[Data entries for graphics]
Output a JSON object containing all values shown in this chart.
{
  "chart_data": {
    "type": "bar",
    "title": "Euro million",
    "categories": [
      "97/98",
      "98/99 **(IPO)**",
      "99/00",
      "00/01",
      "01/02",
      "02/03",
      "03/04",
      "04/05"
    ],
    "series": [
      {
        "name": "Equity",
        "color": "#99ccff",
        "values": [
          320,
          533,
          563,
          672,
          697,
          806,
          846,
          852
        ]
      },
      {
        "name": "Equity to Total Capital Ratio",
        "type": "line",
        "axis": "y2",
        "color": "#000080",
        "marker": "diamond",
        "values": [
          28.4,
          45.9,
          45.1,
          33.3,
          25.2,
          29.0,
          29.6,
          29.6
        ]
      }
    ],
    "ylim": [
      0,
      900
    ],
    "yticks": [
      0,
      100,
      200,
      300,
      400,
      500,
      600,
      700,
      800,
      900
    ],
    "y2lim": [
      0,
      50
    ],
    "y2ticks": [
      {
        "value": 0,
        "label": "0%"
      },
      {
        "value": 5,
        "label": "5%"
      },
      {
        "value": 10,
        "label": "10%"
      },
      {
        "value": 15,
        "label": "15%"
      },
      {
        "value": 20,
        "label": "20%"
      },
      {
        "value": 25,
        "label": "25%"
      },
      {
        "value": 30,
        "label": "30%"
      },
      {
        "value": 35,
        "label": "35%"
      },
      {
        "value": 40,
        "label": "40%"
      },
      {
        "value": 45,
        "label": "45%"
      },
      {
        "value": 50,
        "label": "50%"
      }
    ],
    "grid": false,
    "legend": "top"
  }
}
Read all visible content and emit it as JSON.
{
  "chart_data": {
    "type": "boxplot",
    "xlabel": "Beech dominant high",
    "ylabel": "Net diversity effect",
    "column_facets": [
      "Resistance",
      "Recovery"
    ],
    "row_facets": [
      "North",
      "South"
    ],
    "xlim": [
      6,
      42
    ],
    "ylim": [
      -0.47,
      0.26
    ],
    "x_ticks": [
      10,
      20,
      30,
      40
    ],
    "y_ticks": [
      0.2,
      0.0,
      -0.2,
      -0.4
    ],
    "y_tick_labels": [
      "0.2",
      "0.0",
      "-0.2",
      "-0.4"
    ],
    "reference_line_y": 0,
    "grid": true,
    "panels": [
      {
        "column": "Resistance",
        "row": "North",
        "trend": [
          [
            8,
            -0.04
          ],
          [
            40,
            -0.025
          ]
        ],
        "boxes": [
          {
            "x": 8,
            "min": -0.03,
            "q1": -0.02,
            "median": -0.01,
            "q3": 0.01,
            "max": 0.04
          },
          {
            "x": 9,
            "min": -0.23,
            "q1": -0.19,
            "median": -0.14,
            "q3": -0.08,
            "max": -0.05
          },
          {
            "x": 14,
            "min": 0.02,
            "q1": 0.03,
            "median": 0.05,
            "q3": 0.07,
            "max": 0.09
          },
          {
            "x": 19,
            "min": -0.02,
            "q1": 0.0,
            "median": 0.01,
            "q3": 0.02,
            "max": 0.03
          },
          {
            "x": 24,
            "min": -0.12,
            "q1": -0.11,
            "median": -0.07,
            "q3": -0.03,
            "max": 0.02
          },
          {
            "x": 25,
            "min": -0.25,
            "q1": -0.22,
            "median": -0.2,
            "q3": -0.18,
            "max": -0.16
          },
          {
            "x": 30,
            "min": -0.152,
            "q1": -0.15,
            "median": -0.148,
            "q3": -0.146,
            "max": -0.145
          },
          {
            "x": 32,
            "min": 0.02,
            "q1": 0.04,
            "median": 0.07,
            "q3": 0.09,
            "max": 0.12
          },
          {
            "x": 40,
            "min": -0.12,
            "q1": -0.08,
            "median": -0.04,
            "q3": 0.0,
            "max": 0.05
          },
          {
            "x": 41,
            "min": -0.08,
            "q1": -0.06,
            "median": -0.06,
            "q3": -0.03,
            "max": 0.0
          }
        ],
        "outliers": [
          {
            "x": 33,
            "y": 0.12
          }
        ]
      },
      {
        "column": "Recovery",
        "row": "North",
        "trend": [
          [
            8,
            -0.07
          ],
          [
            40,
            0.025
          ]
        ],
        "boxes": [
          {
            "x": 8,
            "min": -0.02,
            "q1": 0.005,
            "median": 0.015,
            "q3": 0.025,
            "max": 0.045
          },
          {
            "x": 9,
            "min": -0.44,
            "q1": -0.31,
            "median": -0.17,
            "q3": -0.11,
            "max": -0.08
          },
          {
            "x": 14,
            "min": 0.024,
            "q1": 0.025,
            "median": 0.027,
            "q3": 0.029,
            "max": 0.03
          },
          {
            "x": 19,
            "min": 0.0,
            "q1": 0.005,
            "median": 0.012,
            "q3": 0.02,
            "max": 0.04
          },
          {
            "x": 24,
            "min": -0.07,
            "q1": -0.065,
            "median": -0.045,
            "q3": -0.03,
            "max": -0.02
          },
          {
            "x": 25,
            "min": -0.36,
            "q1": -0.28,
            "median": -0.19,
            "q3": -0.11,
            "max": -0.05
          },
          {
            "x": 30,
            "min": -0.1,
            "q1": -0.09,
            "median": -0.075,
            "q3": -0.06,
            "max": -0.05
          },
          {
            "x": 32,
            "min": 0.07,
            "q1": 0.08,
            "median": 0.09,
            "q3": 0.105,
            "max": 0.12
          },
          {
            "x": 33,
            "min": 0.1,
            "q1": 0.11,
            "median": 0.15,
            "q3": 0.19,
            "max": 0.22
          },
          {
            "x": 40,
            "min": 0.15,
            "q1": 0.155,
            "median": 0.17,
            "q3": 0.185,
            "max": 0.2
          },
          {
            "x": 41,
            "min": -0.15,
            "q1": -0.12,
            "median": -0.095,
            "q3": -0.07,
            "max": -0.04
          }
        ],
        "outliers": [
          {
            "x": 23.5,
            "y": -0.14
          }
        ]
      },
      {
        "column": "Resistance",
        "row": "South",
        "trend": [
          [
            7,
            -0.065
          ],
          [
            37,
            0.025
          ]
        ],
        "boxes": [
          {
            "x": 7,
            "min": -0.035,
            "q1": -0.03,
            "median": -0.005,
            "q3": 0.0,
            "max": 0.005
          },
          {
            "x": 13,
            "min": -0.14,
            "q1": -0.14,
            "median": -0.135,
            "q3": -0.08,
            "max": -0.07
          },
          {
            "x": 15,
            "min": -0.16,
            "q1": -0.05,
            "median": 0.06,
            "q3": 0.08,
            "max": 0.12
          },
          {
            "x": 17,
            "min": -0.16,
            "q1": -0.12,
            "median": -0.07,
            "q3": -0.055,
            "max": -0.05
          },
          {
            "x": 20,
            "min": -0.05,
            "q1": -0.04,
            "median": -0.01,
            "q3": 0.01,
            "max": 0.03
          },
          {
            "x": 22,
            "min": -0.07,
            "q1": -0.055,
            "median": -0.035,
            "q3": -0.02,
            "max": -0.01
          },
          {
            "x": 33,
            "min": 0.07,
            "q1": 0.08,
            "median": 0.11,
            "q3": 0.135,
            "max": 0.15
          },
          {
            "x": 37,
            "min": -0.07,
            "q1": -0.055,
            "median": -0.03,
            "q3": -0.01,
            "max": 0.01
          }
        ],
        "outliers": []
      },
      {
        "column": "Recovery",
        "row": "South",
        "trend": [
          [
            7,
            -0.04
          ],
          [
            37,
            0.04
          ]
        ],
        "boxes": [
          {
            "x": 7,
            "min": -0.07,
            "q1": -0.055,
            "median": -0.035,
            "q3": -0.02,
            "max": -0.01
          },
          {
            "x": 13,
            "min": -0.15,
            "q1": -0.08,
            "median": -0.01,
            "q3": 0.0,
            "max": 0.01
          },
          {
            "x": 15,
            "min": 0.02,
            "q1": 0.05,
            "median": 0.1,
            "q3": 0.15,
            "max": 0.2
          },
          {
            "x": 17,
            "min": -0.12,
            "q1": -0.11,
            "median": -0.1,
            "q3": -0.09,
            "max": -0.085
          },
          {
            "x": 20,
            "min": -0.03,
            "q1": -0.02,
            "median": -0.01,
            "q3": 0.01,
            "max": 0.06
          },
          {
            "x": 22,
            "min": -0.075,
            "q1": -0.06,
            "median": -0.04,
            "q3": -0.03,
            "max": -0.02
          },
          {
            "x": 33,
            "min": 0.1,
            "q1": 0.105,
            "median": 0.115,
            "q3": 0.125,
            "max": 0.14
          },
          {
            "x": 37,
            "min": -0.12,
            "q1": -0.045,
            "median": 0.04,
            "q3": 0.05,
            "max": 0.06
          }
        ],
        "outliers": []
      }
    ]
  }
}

▶ **Written task**
Report how many lines in the records hold the word "Equity", giving the number and nothing else.

▶ **Full response**
2